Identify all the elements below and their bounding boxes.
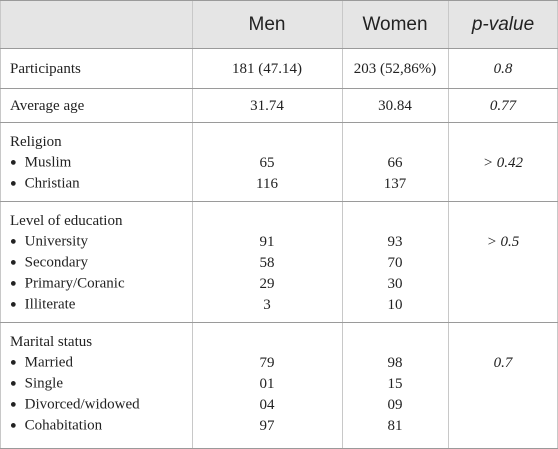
women-value: 15 [387,376,403,392]
row-divider [0,122,558,123]
men-value: 79 [259,355,275,371]
column-divider [342,0,343,449]
women-value: 93 [387,234,403,250]
men-value: 58 [259,255,275,271]
women-value: 10 [387,297,403,313]
women-value: 81 [387,418,403,434]
border [0,0,558,1]
row-divider [0,322,558,323]
men-value: 01 [259,376,275,392]
item-label: Divorced/widowed [10,395,140,416]
men-value: 04 [259,397,275,413]
item-label: Single [10,374,63,395]
column-divider [448,0,449,449]
border [0,0,1,449]
p-value: > 0.42 [482,155,524,171]
row-divider [0,48,558,49]
men-value: 31.74 [250,98,284,114]
item-label: Muslim [10,153,72,174]
women-value: 30.84 [378,98,412,114]
women-value: 09 [387,397,403,413]
women-value: 70 [387,255,403,271]
header-background [0,0,558,48]
p-value: 0.8 [493,61,513,77]
women-value: 137 [383,176,407,192]
men-value: 3 [263,297,271,313]
column-header: Women [362,14,428,35]
p-value: 0.77 [489,98,517,114]
men-value: 65 [259,155,275,171]
column-divider [192,0,193,449]
group-label: Religion [10,134,62,150]
row-divider [0,201,558,202]
men-value: 29 [259,276,275,292]
item-label: Secondary [10,253,88,274]
column-header: p-value [471,14,535,35]
item-label: Illiterate [10,295,76,316]
men-value: 181 (47.14) [232,61,302,77]
row-label: Participants [10,61,81,77]
group-label: Marital status [10,334,93,350]
p-value: 0.7 [493,355,513,371]
men-value: 116 [256,176,278,192]
women-value: 66 [387,155,403,171]
men-value: 91 [259,234,275,250]
row-divider [0,88,558,89]
men-value: 97 [259,418,275,434]
column-header: Men [248,14,286,35]
group-label: Level of education [10,213,123,229]
item-label: Primary/Coranic [10,274,125,295]
item-label: University [10,232,88,253]
item-label: Cohabitation [10,416,103,437]
row-label: Average age [10,98,85,114]
item-label: Married [10,353,73,374]
women-value: 30 [387,276,403,292]
item-label: Christian [10,174,80,195]
women-value: 98 [387,355,403,371]
p-value: > 0.5 [486,234,520,250]
women-value: 203 (52,86%) [353,61,437,77]
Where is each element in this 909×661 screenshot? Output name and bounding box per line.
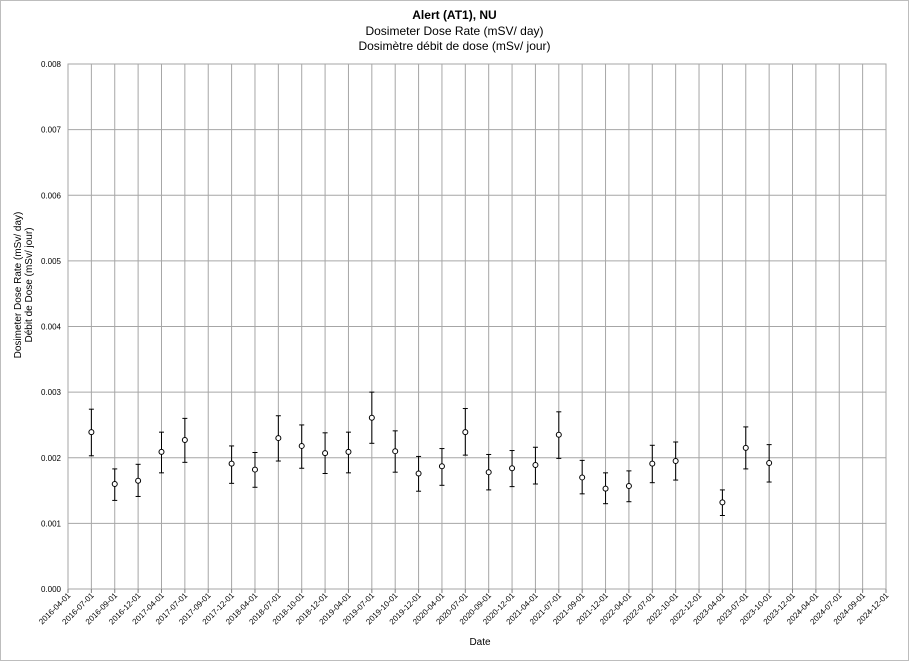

————

### Short task
Set down all of the lines above word for word, omitting the pictures.

### Solution to this exercise
Identify all the elements below and their bounding boxes.
women-value: 15 [387,376,403,392]
row-divider [0,122,558,123]
men-value: 79 [259,355,275,371]
column-divider [342,0,343,449]
women-value: 93 [387,234,403,250]
men-value: 58 [259,255,275,271]
women-value: 10 [387,297,403,313]
women-value: 81 [387,418,403,434]
border [0,0,558,1]
row-divider [0,322,558,323]
men-value: 01 [259,376,275,392]
item-label: Divorced/widowed [10,395,140,416]
men-value: 04 [259,397,275,413]
item-label: Single [10,374,63,395]
column-divider [448,0,449,449]
border [0,0,1,449]
p-value: > 0.42 [482,155,524,171]
row-divider [0,48,558,49]
men-value: 31.74 [250,98,284,114]
item-label: Muslim [10,153,72,174]
women-value: 30.84 [378,98,412,114]
women-value: 09 [387,397,403,413]
women-value: 70 [387,255,403,271]
header-background [0,0,558,48]
p-value: 0.8 [493,61,513,77]
women-value: 137 [383,176,407,192]
men-value: 3 [263,297,271,313]
column-header: Women [362,14,428,35]
p-value: 0.77 [489,98,517,114]
men-value: 65 [259,155,275,171]
column-divider [192,0,193,449]
group-label: Religion [10,134,62,150]
row-divider [0,201,558,202]
men-value: 29 [259,276,275,292]
item-label: Secondary [10,253,88,274]
column-header: p-value [471,14,535,35]
item-label: Illiterate [10,295,76,316]
men-value: 181 (47.14) [232,61,302,77]
row-label: Participants [10,61,81,77]
group-label: Marital status [10,334,93,350]
p-value: 0.7 [493,355,513,371]
men-value: 116 [256,176,278,192]
women-value: 66 [387,155,403,171]
men-value: 91 [259,234,275,250]
row-divider [0,88,558,89]
men-value: 97 [259,418,275,434]
column-header: Men [248,14,286,35]
group-label: Level of education [10,213,123,229]
item-label: Primary/Coranic [10,274,125,295]
item-label: University [10,232,88,253]
item-label: Cohabitation [10,416,103,437]
row-label: Average age [10,98,85,114]
item-label: Married [10,353,73,374]
women-value: 30 [387,276,403,292]
item-label: Christian [10,174,80,195]
women-value: 98 [387,355,403,371]
p-value: > 0.5 [486,234,520,250]
women-value: 203 (52,86%) [353,61,437,77]
Where is each element in this 909×661 screenshot? Output name and bounding box per line.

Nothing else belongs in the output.